>>>>
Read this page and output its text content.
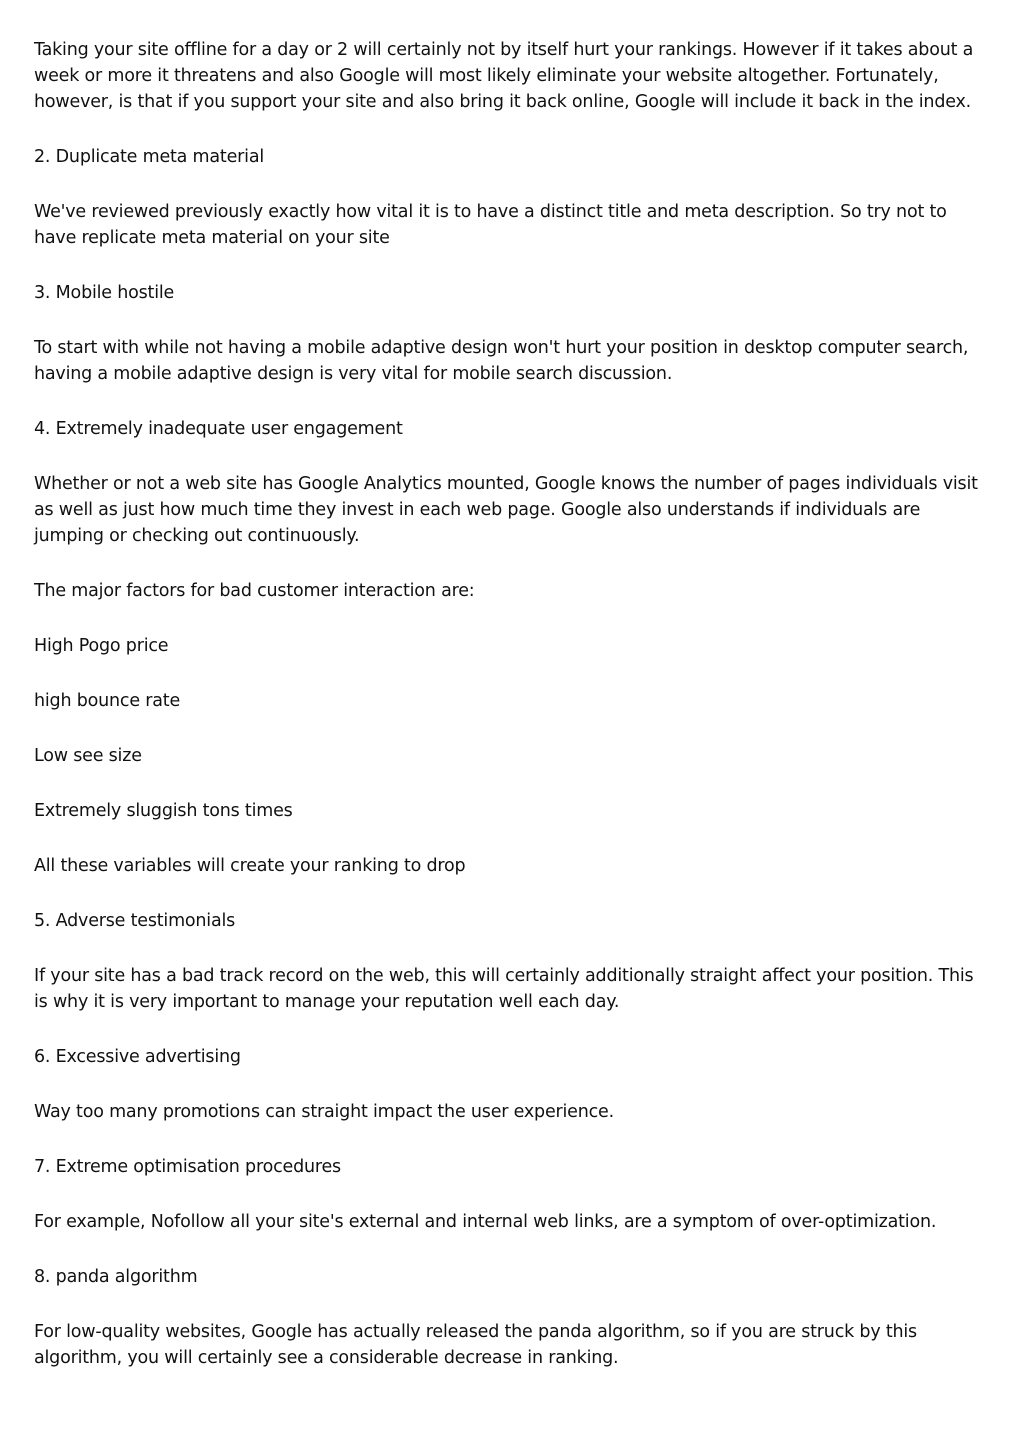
Taking your site offline for a day or 2 will certainly not by itself hurt your rankings. However if it takes about a week or more it threatens and also Google will most likely eliminate your website altogether. Fortunately, however, is that if you support your site and also bring it back online, Google will include it back in the index.

2. Duplicate meta material

We've reviewed previously exactly how vital it is to have a distinct title and meta description. So try not to have replicate meta material on your site

3. Mobile hostile

To start with while not having a mobile adaptive design won't hurt your position in desktop computer search, having a mobile adaptive design is very vital for mobile search discussion.

4. Extremely inadequate user engagement

Whether or not a web site has Google Analytics mounted, Google knows the number of pages individuals visit as well as just how much time they invest in each web page. Google also understands if individuals are jumping or checking out continuously.

The major factors for bad customer interaction are:

High Pogo price

high bounce rate

Low see size

Extremely sluggish tons times

All these variables will create your ranking to drop

5. Adverse testimonials

If your site has a bad track record on the web, this will certainly additionally straight affect your position. This is why it is very important to manage your reputation well each day.

6. Excessive advertising

Way too many promotions can straight impact the user experience.

7. Extreme optimisation procedures

For example, Nofollow all your site's external and internal web links, are a symptom of over-optimization.

8. panda algorithm

For low-quality websites, Google has actually released the panda algorithm, so if you are struck by this algorithm, you will certainly see a considerable decrease in ranking.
<<<<
§ What needs to be done: Make an exact copy of the records above, with the pictures left out.

§ Written solution:
Read this page and output its text content.
Taking your site offline for a day or 2 will certainly not by itself hurt your rankings. However if it takes about a week or more it threatens and also Google will most likely eliminate your website altogether. Fortunately, however, is that if you support your site and also bring it back online, Google will include it back in the index.

2. Duplicate meta material

We've reviewed previously exactly how vital it is to have a distinct title and meta description. So try not to have replicate meta material on your site

3. Mobile hostile

To start with while not having a mobile adaptive design won't hurt your position in desktop computer search, having a mobile adaptive design is very vital for mobile search discussion.

4. Extremely inadequate user engagement

Whether or not a web site has Google Analytics mounted, Google knows the number of pages individuals visit as well as just how much time they invest in each web page. Google also understands if individuals are jumping or checking out continuously.

The major factors for bad customer interaction are:

High Pogo price

high bounce rate

Low see size

Extremely sluggish tons times

All these variables will create your ranking to drop

5. Adverse testimonials

If your site has a bad track record on the web, this will certainly additionally straight affect your position. This is why it is very important to manage your reputation well each day.

6. Excessive advertising

Way too many promotions can straight impact the user experience.

7. Extreme optimisation procedures

For example, Nofollow all your site's external and internal web links, are a symptom of over-optimization.

8. panda algorithm

For low-quality websites, Google has actually released the panda algorithm, so if you are struck by this algorithm, you will certainly see a considerable decrease in ranking.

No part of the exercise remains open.